Data items
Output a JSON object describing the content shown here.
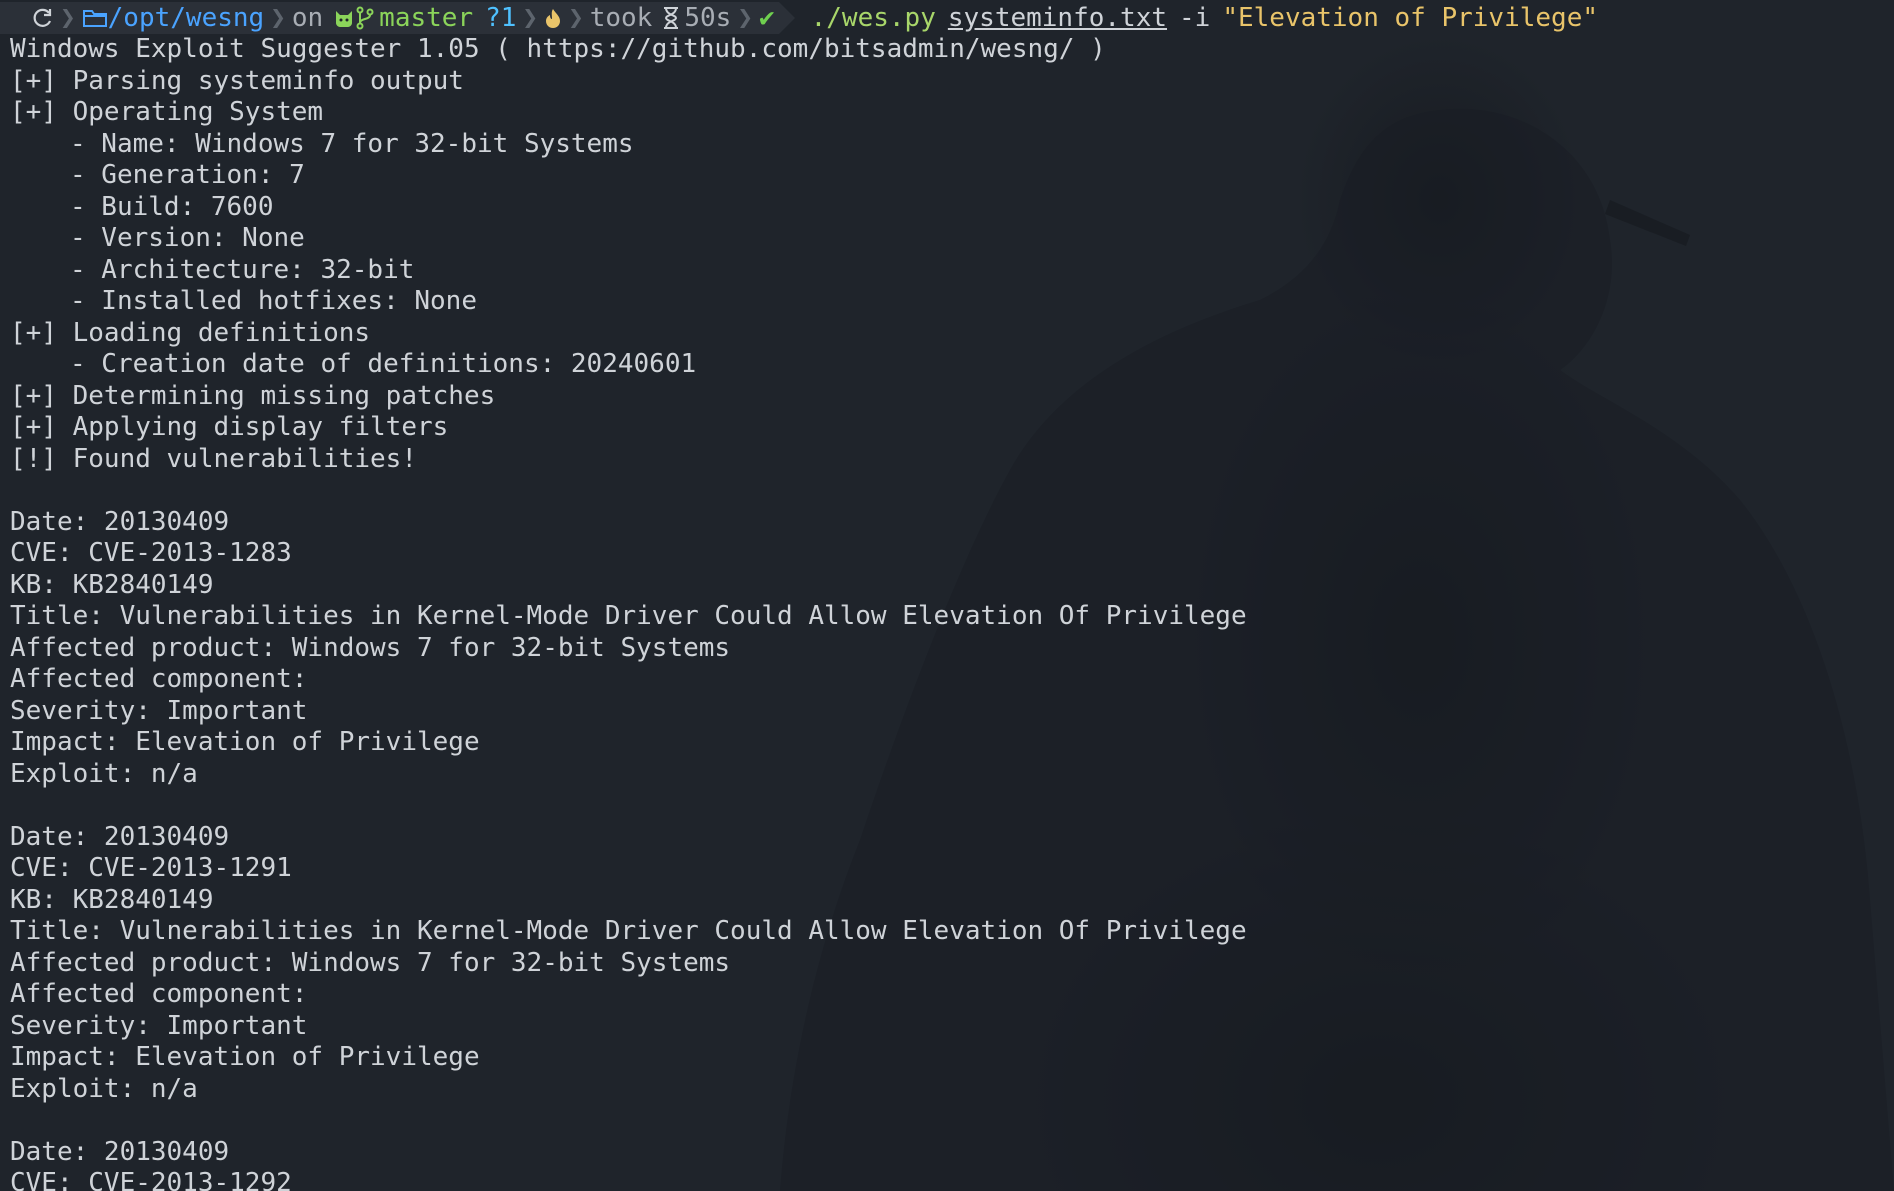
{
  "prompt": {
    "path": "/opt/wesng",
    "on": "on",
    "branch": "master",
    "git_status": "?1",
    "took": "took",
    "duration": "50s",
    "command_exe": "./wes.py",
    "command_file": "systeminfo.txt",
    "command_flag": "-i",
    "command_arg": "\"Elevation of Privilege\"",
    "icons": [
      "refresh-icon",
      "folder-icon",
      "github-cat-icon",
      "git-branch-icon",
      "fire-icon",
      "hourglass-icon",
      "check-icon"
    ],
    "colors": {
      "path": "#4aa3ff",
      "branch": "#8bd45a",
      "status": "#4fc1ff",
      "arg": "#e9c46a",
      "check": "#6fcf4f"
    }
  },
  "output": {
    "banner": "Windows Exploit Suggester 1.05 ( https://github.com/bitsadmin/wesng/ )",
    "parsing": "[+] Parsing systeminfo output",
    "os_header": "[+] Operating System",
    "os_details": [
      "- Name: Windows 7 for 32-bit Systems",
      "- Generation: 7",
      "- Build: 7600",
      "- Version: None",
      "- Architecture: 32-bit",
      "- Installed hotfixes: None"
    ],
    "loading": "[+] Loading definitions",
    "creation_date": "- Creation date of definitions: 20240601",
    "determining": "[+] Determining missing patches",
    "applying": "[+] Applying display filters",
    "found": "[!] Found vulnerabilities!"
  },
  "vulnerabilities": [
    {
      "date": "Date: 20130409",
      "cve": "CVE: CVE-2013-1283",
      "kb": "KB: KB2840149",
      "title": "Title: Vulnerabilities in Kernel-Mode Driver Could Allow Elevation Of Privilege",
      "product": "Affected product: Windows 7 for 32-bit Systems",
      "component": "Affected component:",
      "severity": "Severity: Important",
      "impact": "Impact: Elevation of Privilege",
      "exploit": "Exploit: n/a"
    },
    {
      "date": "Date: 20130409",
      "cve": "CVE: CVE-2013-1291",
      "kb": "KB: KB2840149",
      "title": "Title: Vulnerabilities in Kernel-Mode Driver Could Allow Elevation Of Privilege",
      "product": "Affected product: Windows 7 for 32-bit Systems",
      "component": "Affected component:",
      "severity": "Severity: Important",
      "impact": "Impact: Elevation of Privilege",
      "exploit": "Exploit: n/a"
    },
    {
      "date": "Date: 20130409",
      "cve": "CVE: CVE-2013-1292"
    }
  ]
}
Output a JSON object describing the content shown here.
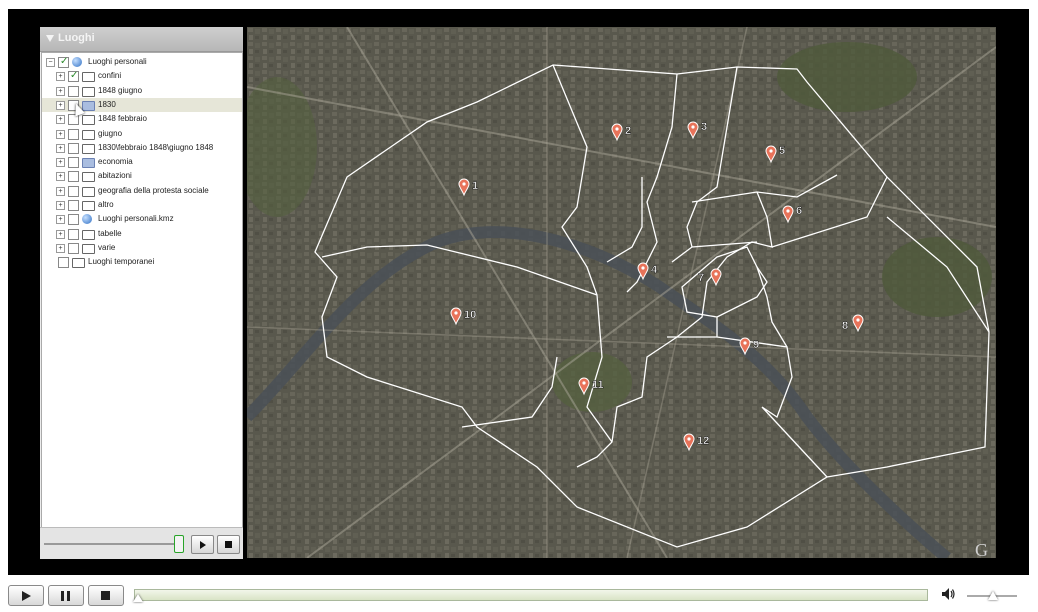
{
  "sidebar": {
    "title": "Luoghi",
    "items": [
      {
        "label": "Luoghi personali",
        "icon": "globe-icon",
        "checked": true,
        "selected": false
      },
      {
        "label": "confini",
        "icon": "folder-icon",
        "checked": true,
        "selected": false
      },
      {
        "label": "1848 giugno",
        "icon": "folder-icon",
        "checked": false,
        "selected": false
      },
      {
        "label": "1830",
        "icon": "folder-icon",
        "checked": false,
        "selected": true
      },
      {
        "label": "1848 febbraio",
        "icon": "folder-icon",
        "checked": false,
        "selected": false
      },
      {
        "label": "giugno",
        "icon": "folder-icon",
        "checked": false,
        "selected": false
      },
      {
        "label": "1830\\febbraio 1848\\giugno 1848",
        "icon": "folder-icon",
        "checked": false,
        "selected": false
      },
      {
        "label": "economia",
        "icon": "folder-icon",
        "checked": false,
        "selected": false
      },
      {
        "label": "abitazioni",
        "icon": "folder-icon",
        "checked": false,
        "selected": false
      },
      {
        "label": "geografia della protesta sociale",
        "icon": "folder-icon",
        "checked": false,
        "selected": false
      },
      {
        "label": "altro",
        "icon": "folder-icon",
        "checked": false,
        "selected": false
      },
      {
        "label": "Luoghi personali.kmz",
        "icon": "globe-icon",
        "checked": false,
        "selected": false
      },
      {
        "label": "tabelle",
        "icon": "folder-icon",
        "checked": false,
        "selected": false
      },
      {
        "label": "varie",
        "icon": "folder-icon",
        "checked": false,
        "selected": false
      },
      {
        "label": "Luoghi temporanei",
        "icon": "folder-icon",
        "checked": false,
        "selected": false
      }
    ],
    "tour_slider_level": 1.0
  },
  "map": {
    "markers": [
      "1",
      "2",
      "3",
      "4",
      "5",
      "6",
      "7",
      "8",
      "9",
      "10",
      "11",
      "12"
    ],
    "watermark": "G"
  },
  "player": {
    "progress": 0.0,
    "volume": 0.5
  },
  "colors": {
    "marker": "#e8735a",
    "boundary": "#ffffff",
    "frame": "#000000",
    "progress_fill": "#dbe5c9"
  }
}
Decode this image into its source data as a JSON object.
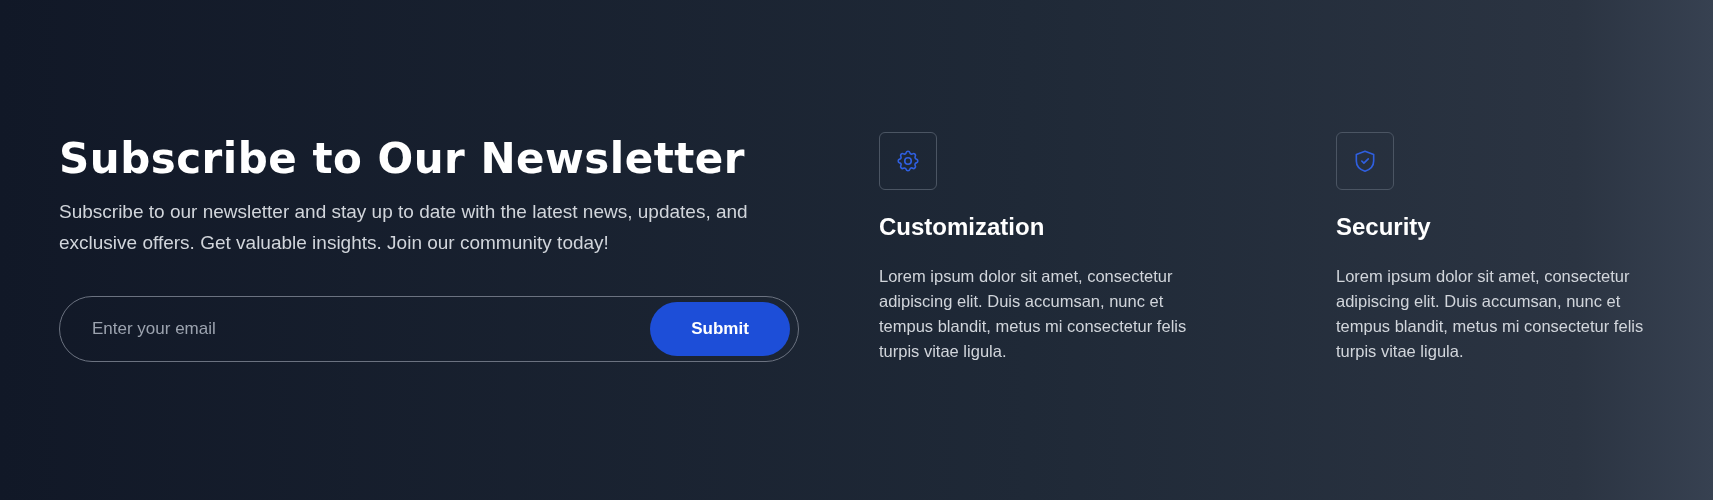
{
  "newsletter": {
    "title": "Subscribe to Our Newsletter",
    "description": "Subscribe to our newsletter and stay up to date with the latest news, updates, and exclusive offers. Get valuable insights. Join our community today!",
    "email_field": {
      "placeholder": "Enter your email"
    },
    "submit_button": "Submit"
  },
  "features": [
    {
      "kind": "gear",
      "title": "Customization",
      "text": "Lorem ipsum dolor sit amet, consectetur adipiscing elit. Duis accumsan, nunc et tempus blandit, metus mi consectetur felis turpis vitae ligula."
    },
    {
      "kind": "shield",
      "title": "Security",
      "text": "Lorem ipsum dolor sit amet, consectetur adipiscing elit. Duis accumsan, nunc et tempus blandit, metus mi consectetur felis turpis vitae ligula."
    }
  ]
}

## Short exercise
Within the listing above, copy each line that has the string "branch".

## Output for this exercise
    "branch": "master",
      "git-branch-icon",
      "branch": "#8bd45a",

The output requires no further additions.